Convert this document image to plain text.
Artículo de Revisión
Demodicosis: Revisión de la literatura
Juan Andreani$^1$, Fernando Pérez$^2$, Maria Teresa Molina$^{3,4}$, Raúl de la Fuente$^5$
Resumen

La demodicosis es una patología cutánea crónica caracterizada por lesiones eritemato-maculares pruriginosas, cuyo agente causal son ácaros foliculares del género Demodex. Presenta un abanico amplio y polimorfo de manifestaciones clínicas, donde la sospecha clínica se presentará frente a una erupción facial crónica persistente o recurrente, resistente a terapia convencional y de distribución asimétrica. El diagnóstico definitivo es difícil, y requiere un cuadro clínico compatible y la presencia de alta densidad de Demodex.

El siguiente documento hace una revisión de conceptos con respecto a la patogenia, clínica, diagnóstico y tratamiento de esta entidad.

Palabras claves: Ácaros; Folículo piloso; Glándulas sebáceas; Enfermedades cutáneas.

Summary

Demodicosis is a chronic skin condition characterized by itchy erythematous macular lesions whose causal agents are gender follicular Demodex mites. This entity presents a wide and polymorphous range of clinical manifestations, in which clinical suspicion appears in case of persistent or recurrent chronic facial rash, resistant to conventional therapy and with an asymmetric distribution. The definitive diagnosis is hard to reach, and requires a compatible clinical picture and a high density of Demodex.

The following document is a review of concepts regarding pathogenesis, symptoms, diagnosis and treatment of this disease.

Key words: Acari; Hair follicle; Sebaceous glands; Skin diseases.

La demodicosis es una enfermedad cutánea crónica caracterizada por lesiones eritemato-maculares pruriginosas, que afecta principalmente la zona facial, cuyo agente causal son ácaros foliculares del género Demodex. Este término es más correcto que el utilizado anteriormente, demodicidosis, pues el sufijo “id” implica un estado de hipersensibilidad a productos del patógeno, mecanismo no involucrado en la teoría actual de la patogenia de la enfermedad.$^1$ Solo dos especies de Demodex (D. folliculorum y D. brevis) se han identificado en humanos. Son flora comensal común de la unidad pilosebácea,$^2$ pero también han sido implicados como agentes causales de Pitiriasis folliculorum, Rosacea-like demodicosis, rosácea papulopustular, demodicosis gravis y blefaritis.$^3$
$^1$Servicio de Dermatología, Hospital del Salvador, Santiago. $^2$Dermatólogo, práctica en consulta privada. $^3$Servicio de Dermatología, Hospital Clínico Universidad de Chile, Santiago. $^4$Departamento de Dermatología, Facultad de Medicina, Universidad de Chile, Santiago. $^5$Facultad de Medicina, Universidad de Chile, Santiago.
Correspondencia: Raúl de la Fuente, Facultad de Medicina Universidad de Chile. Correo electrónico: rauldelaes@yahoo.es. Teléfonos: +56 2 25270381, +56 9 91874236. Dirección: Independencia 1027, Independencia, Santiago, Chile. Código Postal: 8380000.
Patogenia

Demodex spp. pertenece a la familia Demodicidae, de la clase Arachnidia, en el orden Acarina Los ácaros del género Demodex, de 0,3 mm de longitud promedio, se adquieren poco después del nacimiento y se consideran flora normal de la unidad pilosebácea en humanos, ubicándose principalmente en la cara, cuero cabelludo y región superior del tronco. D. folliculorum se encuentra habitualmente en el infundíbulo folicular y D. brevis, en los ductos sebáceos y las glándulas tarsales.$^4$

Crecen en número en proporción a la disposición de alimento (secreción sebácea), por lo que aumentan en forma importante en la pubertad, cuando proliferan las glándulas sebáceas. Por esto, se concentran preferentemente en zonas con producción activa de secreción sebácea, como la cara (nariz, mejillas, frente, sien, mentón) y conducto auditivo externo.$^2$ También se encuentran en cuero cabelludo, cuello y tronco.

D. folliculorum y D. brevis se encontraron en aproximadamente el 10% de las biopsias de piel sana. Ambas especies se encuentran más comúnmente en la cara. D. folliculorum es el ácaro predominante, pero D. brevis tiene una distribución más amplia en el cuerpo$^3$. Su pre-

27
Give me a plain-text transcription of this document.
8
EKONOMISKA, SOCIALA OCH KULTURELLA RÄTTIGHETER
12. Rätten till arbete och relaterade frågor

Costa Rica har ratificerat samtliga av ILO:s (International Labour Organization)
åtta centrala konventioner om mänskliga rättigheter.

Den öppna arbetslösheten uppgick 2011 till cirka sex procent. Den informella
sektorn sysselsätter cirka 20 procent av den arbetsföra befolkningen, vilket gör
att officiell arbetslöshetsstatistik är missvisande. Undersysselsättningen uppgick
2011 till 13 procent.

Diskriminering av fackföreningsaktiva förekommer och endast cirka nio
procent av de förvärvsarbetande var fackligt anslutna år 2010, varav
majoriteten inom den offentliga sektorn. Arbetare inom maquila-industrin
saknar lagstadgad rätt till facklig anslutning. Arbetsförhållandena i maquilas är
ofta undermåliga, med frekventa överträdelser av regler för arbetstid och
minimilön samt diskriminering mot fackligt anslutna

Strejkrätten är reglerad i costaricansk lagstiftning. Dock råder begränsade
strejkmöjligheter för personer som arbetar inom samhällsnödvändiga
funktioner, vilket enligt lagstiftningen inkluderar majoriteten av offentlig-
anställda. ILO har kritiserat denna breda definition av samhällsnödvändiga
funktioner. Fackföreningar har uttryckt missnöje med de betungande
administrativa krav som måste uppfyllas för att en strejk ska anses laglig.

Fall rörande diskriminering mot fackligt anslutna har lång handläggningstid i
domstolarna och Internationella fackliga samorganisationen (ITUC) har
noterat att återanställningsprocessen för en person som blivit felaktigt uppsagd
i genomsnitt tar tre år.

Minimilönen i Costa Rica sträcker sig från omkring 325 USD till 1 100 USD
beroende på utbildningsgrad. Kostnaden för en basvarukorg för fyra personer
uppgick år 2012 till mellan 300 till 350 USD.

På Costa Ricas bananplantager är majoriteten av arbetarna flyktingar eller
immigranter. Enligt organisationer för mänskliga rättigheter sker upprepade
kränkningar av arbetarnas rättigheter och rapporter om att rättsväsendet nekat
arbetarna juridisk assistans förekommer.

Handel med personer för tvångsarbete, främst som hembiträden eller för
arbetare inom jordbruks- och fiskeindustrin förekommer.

------------------------

### Assigned task:
Search the listing for the word "Raúl". Copy every line in which it occurs.

### Exercise answer:
Juan Andreani$^1$, Fernando Pérez$^2$, Maria Teresa Molina$^{3,4}$, Raúl de la Fuente$^5$
Correspondencia: Raúl de la Fuente, Facultad de Medicina Universidad de Chile. Correo electrónico: rauldelaes@yahoo.es. Teléfonos: +56 2 25270381, +56 9 91874236. Dirección: Independencia 1027, Independencia, Santiago, Chile. Código Postal: 8380000.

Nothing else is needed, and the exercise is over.